- [TASK PROMPT]: Copy down every line where the string "page" shows up.

- [DATASET]:
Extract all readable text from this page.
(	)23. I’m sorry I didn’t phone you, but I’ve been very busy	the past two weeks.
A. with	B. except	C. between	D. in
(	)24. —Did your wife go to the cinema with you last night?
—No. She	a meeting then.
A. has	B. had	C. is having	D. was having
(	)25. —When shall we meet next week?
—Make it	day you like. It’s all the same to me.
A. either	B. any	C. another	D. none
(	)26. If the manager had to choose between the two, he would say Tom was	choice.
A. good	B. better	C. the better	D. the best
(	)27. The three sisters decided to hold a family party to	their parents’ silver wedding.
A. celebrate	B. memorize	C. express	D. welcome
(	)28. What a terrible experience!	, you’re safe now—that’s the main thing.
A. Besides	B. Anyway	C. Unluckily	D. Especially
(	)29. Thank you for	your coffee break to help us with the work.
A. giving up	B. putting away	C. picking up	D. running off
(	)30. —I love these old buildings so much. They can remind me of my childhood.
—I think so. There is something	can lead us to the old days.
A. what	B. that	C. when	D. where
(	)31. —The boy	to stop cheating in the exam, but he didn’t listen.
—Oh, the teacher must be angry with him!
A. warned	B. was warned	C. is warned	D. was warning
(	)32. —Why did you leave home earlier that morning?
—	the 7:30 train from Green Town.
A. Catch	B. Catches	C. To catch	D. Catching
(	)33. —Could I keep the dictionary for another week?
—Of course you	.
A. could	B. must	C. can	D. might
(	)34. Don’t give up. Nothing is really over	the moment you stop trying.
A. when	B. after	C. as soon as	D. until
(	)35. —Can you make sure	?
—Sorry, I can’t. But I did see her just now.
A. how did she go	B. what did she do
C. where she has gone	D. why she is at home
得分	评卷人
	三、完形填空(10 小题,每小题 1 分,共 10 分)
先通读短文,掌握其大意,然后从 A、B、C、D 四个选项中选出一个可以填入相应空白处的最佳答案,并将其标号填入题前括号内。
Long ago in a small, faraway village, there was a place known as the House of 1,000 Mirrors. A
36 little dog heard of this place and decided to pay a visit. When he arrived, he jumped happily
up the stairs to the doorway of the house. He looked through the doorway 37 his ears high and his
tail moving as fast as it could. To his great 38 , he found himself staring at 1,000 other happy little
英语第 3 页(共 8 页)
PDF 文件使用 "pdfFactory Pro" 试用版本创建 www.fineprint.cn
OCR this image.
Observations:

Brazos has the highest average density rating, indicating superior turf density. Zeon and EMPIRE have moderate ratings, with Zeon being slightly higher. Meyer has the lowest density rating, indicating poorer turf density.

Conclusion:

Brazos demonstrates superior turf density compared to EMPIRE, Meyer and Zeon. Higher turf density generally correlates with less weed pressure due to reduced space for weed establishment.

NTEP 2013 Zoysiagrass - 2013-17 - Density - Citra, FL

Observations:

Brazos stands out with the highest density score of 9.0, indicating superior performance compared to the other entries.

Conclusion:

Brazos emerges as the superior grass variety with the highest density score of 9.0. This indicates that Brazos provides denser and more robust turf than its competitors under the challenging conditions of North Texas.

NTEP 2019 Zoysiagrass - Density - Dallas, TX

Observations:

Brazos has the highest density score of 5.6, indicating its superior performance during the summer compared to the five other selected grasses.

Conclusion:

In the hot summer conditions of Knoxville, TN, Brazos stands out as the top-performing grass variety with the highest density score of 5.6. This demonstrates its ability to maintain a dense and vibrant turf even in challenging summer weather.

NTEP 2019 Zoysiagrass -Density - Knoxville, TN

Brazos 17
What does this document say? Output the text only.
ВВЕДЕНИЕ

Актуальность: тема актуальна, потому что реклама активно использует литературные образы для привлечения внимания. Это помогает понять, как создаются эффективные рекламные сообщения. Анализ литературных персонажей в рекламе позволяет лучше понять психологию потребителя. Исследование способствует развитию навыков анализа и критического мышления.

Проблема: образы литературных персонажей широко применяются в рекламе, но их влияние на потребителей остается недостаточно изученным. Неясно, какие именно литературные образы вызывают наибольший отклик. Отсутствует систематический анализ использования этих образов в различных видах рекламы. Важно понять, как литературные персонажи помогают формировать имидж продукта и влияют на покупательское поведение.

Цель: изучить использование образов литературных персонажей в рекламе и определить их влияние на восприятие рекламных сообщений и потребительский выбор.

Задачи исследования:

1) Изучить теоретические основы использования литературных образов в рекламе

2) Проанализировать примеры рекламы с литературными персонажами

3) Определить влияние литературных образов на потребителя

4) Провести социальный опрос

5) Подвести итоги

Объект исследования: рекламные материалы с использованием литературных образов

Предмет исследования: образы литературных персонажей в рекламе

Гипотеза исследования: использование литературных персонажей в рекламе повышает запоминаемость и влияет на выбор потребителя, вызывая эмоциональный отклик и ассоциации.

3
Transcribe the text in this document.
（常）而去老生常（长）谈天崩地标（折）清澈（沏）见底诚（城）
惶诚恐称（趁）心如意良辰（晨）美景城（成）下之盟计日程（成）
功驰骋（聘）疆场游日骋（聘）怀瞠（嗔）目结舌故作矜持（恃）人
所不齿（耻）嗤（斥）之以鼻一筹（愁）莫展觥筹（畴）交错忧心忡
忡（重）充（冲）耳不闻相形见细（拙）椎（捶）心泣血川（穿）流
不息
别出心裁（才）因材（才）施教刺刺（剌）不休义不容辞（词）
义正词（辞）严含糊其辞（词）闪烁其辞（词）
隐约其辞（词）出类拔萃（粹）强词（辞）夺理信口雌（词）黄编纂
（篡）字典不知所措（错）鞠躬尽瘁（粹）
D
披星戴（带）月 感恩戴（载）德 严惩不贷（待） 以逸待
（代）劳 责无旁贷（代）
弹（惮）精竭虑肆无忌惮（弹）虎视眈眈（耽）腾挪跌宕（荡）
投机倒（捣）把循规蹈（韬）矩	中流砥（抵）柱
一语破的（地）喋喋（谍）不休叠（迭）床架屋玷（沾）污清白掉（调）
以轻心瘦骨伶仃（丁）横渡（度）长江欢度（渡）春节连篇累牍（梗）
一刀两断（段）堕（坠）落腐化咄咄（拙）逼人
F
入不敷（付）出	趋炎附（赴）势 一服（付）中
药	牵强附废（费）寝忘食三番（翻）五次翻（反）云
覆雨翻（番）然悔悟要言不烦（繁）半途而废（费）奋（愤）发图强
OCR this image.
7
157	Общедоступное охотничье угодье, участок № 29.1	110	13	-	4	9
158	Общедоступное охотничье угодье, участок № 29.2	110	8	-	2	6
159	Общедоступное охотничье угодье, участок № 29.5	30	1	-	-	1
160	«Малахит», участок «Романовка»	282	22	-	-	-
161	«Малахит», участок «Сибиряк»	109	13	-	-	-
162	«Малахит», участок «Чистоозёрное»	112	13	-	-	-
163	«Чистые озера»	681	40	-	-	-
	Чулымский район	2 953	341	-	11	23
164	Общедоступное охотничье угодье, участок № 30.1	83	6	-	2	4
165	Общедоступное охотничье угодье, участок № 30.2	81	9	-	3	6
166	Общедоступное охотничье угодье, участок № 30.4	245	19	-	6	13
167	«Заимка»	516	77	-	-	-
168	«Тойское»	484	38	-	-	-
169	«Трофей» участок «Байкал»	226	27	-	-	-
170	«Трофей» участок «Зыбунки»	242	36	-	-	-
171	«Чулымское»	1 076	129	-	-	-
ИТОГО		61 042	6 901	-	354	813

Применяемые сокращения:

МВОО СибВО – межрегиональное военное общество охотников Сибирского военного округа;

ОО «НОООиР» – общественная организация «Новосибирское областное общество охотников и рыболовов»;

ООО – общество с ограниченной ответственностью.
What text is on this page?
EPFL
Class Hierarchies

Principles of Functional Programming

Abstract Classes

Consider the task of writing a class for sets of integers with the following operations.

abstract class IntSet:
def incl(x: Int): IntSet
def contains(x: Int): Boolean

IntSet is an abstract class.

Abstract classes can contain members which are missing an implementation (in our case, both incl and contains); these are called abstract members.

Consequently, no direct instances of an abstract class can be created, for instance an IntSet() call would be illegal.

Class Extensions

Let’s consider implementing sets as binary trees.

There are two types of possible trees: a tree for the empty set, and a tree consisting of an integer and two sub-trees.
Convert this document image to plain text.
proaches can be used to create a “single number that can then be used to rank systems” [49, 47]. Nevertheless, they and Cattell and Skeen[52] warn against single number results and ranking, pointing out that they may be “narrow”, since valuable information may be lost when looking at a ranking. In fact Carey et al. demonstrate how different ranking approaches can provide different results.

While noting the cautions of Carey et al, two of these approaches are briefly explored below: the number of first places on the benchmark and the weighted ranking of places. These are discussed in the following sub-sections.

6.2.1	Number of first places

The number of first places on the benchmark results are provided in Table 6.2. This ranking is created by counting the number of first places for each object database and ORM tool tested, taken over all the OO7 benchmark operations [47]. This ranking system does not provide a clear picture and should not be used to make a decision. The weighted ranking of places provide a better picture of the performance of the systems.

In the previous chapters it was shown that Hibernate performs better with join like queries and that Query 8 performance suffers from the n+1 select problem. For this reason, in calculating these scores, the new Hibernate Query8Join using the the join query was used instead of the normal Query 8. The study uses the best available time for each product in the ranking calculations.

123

- [WRITTEN ANSWER]:
Extract all readable text from this page.
What text is on this page?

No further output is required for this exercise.